▶ _Information supplied_:
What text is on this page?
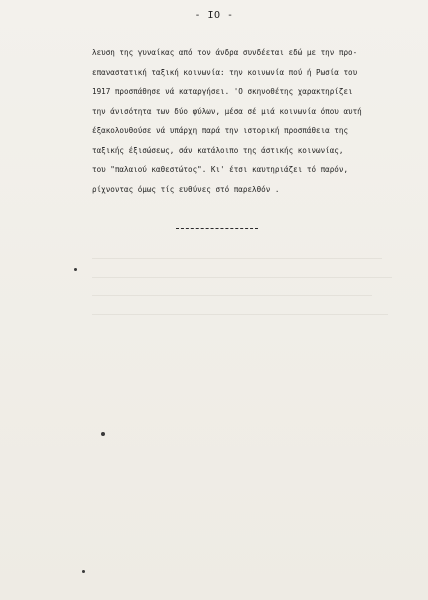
- IO -
λευση της γυναίκας από τον άνδρα συνδέεται εδώ με την προ-
επαναστατική ταξική κοινωνία: την κοινωνία πού ή Ρωσία του
1917 προσπάθησε νά καταργήσει. 'Ο σκηνοθέτης χαρακτηρίζει
την άνισότητα των δύο φύλων, μέσα σέ μιά κοινωνία όπου αυτή
έξακολουθούσε νά υπάρχη παρά την ιστορική προσπάθεια της
ταξικής έξισώσεως, σάν κατάλοιπο της άστικής κοινωνίας,
του "παλαιού καθεστώτος". Κι' έτσι καυτηριάζει τό παρόν,
ρίχνοντας όμως τίς ευθύνες στό παρελθόν .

▶ _Stated task_:
Every record must be copied exactly, with images dropped from the result.

▶ _Problem solution_:
What text is on this page?
- IO -
λευση της γυναίκας από τον άνδρα συνδέεται εδώ με την προ-
επαναστατική ταξική κοινωνία: την κοινωνία πού ή Ρωσία του
1917 προσπάθησε νά καταργήσει. 'Ο σκηνοθέτης χαρακτηρίζει
την άνισότητα των δύο φύλων, μέσα σέ μιά κοινωνία όπου αυτή
έξακολουθούσε νά υπάρχη παρά την ιστορική προσπάθεια της
ταξικής έξισώσεως, σάν κατάλοιπο της άστικής κοινωνίας,
του "παλαιού καθεστώτος". Κι' έτσι καυτηριάζει τό παρόν,
ρίχνοντας όμως τίς ευθύνες στό παρελθόν .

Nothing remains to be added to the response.